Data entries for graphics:

|---|

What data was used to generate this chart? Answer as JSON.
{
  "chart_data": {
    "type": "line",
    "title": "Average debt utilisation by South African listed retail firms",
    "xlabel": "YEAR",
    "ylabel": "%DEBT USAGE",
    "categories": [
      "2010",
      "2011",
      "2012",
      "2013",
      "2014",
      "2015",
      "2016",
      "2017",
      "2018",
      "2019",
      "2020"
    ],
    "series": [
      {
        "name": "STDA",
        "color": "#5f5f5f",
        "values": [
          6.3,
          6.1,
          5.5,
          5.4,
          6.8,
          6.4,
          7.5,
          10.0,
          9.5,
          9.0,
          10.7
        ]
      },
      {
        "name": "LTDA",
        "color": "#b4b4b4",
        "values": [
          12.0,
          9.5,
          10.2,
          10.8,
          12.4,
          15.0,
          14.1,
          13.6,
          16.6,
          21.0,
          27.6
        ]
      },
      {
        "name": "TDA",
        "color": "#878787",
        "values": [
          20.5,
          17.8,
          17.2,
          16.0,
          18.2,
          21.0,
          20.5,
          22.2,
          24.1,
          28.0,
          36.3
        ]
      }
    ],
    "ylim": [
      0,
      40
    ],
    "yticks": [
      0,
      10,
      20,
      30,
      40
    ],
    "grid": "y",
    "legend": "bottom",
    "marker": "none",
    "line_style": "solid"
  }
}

|---|

GOAL OF THE EXERCISE:
The records above are to be repeated exactly, in their entirety.

THE REPLY:
What data was used to generate this chart? Answer as JSON.
{
  "chart_data": {
    "type": "line",
    "title": "Average debt utilisation by South African listed retail firms",
    "xlabel": "YEAR",
    "ylabel": "%DEBT USAGE",
    "categories": [
      "2010",
      "2011",
      "2012",
      "2013",
      "2014",
      "2015",
      "2016",
      "2017",
      "2018",
      "2019",
      "2020"
    ],
    "series": [
      {
        "name": "STDA",
        "color": "#5f5f5f",
        "values": [
          6.3,
          6.1,
          5.5,
          5.4,
          6.8,
          6.4,
          7.5,
          10.0,
          9.5,
          9.0,
          10.7
        ]
      },
      {
        "name": "LTDA",
        "color": "#b4b4b4",
        "values": [
          12.0,
          9.5,
          10.2,
          10.8,
          12.4,
          15.0,
          14.1,
          13.6,
          16.6,
          21.0,
          27.6
        ]
      },
      {
        "name": "TDA",
        "color": "#878787",
        "values": [
          20.5,
          17.8,
          17.2,
          16.0,
          18.2,
          21.0,
          20.5,
          22.2,
          24.1,
          28.0,
          36.3
        ]
      }
    ],
    "ylim": [
      0,
      40
    ],
    "yticks": [
      0,
      10,
      20,
      30,
      40
    ],
    "grid": "y",
    "legend": "bottom",
    "marker": "none",
    "line_style": "solid"
  }
}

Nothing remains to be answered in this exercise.